= TASK GOAL =
Every line below is to be quoted exactly, with nothing added or dropped.

Saved entries

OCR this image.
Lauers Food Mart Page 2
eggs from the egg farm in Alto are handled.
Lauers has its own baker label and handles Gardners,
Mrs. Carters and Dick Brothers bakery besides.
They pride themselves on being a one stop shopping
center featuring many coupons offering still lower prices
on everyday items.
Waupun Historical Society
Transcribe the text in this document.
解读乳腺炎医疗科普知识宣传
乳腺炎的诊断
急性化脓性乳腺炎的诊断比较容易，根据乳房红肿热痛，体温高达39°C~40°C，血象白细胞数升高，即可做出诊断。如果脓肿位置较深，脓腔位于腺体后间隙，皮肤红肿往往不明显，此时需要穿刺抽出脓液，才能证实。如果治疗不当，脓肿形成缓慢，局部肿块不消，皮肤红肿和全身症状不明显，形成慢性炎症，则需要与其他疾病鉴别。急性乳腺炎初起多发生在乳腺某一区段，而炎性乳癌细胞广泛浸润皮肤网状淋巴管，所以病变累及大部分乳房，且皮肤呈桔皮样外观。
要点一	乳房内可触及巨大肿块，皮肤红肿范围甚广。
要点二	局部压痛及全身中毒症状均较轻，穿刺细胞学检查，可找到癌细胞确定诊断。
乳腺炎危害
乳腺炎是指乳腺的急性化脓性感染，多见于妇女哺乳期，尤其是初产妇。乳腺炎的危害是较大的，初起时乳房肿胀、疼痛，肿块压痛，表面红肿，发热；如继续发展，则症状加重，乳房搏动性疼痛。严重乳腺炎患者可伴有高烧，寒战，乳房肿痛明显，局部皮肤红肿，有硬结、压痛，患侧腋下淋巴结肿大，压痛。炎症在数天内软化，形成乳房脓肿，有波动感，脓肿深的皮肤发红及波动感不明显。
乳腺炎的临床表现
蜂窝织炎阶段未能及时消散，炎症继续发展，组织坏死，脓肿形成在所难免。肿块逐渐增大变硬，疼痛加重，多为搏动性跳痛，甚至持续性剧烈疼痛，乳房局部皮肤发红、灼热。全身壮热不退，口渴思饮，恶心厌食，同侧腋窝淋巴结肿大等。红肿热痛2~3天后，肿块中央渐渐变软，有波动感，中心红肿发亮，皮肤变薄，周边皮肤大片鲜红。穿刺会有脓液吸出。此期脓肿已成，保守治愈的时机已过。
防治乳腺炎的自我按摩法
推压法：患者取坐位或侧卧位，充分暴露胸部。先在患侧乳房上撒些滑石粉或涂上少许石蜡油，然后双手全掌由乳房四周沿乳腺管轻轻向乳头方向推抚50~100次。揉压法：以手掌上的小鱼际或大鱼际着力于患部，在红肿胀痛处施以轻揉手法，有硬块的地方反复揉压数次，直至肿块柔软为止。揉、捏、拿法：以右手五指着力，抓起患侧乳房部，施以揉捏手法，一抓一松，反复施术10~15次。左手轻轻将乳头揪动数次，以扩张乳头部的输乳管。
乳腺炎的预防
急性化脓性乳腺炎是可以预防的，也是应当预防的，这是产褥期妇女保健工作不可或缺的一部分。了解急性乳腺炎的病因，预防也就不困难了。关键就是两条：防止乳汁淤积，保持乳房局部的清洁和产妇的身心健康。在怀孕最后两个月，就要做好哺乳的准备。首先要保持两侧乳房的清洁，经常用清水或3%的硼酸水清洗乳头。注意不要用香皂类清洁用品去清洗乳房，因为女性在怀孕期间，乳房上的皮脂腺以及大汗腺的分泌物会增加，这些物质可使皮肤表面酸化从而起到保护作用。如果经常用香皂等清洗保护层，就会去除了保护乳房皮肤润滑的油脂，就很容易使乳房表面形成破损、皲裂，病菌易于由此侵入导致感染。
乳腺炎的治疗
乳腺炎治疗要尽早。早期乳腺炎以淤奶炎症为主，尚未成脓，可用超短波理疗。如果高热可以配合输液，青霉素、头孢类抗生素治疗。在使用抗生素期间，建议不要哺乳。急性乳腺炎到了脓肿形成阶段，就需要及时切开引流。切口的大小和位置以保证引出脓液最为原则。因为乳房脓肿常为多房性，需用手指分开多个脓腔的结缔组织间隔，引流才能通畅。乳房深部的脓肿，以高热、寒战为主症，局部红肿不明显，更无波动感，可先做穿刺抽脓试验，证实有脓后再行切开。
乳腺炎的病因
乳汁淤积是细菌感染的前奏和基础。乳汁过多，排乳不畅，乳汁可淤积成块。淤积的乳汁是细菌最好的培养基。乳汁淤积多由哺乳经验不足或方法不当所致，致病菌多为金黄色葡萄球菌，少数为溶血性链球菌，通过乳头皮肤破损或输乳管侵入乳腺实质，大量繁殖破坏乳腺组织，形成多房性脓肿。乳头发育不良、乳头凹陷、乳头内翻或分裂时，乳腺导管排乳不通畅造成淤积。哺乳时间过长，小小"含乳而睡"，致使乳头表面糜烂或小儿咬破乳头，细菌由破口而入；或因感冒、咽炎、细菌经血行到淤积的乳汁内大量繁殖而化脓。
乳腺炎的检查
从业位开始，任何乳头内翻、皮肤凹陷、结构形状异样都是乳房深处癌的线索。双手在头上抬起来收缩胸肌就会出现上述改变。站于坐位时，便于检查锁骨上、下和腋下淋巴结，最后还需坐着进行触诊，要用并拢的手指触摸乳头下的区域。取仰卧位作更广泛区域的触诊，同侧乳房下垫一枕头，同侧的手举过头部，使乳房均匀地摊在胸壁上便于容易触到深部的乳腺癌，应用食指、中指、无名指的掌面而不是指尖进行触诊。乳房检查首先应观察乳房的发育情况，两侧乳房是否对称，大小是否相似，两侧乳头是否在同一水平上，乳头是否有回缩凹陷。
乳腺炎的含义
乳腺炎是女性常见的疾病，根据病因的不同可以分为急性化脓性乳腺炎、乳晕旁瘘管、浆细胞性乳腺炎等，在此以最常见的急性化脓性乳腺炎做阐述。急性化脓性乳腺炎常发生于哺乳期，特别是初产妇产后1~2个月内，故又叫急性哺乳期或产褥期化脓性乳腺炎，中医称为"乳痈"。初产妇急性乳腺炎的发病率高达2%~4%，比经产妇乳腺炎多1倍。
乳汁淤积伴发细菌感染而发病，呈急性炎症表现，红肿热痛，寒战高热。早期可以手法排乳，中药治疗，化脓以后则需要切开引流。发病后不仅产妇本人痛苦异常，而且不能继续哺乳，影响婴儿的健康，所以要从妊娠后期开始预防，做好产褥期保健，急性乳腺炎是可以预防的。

= OUTPUT FOR THIS EXERCISE =
OCR this image.
Lauers Food Mart Page 2
eggs from the egg farm in Alto are handled.
Lauers has its own baker label and handles Gardners,
Mrs. Carters and Dick Brothers bakery besides.
They pride themselves on being a one stop shopping
center featuring many coupons offering still lower prices
on everyday items.
Waupun Historical Society
Transcribe the text in this document.
解读乳腺炎医疗科普知识宣传
乳腺炎的诊断
急性化脓性乳腺炎的诊断比较容易，根据乳房红肿热痛，体温高达39°C~40°C，血象白细胞数升高，即可做出诊断。如果脓肿位置较深，脓腔位于腺体后间隙，皮肤红肿往往不明显，此时需要穿刺抽出脓液，才能证实。如果治疗不当，脓肿形成缓慢，局部肿块不消，皮肤红肿和全身症状不明显，形成慢性炎症，则需要与其他疾病鉴别。急性乳腺炎初起多发生在乳腺某一区段，而炎性乳癌细胞广泛浸润皮肤网状淋巴管，所以病变累及大部分乳房，且皮肤呈桔皮样外观。
要点一	乳房内可触及巨大肿块，皮肤红肿范围甚广。
要点二	局部压痛及全身中毒症状均较轻，穿刺细胞学检查，可找到癌细胞确定诊断。
乳腺炎危害
乳腺炎是指乳腺的急性化脓性感染，多见于妇女哺乳期，尤其是初产妇。乳腺炎的危害是较大的，初起时乳房肿胀、疼痛，肿块压痛，表面红肿，发热；如继续发展，则症状加重，乳房搏动性疼痛。严重乳腺炎患者可伴有高烧，寒战，乳房肿痛明显，局部皮肤红肿，有硬结、压痛，患侧腋下淋巴结肿大，压痛。炎症在数天内软化，形成乳房脓肿，有波动感，脓肿深的皮肤发红及波动感不明显。
乳腺炎的临床表现
蜂窝织炎阶段未能及时消散，炎症继续发展，组织坏死，脓肿形成在所难免。肿块逐渐增大变硬，疼痛加重，多为搏动性跳痛，甚至持续性剧烈疼痛，乳房局部皮肤发红、灼热。全身壮热不退，口渴思饮，恶心厌食，同侧腋窝淋巴结肿大等。红肿热痛2~3天后，肿块中央渐渐变软，有波动感，中心红肿发亮，皮肤变薄，周边皮肤大片鲜红。穿刺会有脓液吸出。此期脓肿已成，保守治愈的时机已过。
防治乳腺炎的自我按摩法
推压法：患者取坐位或侧卧位，充分暴露胸部。先在患侧乳房上撒些滑石粉或涂上少许石蜡油，然后双手全掌由乳房四周沿乳腺管轻轻向乳头方向推抚50~100次。揉压法：以手掌上的小鱼际或大鱼际着力于患部，在红肿胀痛处施以轻揉手法，有硬块的地方反复揉压数次，直至肿块柔软为止。揉、捏、拿法：以右手五指着力，抓起患侧乳房部，施以揉捏手法，一抓一松，反复施术10~15次。左手轻轻将乳头揪动数次，以扩张乳头部的输乳管。
乳腺炎的预防
急性化脓性乳腺炎是可以预防的，也是应当预防的，这是产褥期妇女保健工作不可或缺的一部分。了解急性乳腺炎的病因，预防也就不困难了。关键就是两条：防止乳汁淤积，保持乳房局部的清洁和产妇的身心健康。在怀孕最后两个月，就要做好哺乳的准备。首先要保持两侧乳房的清洁，经常用清水或3%的硼酸水清洗乳头。注意不要用香皂类清洁用品去清洗乳房，因为女性在怀孕期间，乳房上的皮脂腺以及大汗腺的分泌物会增加，这些物质可使皮肤表面酸化从而起到保护作用。如果经常用香皂等清洗保护层，就会去除了保护乳房皮肤润滑的油脂，就很容易使乳房表面形成破损、皲裂，病菌易于由此侵入导致感染。
乳腺炎的治疗
乳腺炎治疗要尽早。早期乳腺炎以淤奶炎症为主，尚未成脓，可用超短波理疗。如果高热可以配合输液，青霉素、头孢类抗生素治疗。在使用抗生素期间，建议不要哺乳。急性乳腺炎到了脓肿形成阶段，就需要及时切开引流。切口的大小和位置以保证引出脓液最为原则。因为乳房脓肿常为多房性，需用手指分开多个脓腔的结缔组织间隔，引流才能通畅。乳房深部的脓肿，以高热、寒战为主症，局部红肿不明显，更无波动感，可先做穿刺抽脓试验，证实有脓后再行切开。
乳腺炎的病因
乳汁淤积是细菌感染的前奏和基础。乳汁过多，排乳不畅，乳汁可淤积成块。淤积的乳汁是细菌最好的培养基。乳汁淤积多由哺乳经验不足或方法不当所致，致病菌多为金黄色葡萄球菌，少数为溶血性链球菌，通过乳头皮肤破损或输乳管侵入乳腺实质，大量繁殖破坏乳腺组织，形成多房性脓肿。乳头发育不良、乳头凹陷、乳头内翻或分裂时，乳腺导管排乳不通畅造成淤积。哺乳时间过长，小小"含乳而睡"，致使乳头表面糜烂或小儿咬破乳头，细菌由破口而入；或因感冒、咽炎、细菌经血行到淤积的乳汁内大量繁殖而化脓。
乳腺炎的检查
从业位开始，任何乳头内翻、皮肤凹陷、结构形状异样都是乳房深处癌的线索。双手在头上抬起来收缩胸肌就会出现上述改变。站于坐位时，便于检查锁骨上、下和腋下淋巴结，最后还需坐着进行触诊，要用并拢的手指触摸乳头下的区域。取仰卧位作更广泛区域的触诊，同侧乳房下垫一枕头，同侧的手举过头部，使乳房均匀地摊在胸壁上便于容易触到深部的乳腺癌，应用食指、中指、无名指的掌面而不是指尖进行触诊。乳房检查首先应观察乳房的发育情况，两侧乳房是否对称，大小是否相似，两侧乳头是否在同一水平上，乳头是否有回缩凹陷。
乳腺炎的含义
乳腺炎是女性常见的疾病，根据病因的不同可以分为急性化脓性乳腺炎、乳晕旁瘘管、浆细胞性乳腺炎等，在此以最常见的急性化脓性乳腺炎做阐述。急性化脓性乳腺炎常发生于哺乳期，特别是初产妇产后1~2个月内，故又叫急性哺乳期或产褥期化脓性乳腺炎，中医称为"乳痈"。初产妇急性乳腺炎的发病率高达2%~4%，比经产妇乳腺炎多1倍。
乳汁淤积伴发细菌感染而发病，呈急性炎症表现，红肿热痛，寒战高热。早期可以手法排乳，中药治疗，化脓以后则需要切开引流。发病后不仅产妇本人痛苦异常，而且不能继续哺乳，影响婴儿的健康，所以要从妊娠后期开始预防，做好产褥期保健，急性乳腺炎是可以预防的。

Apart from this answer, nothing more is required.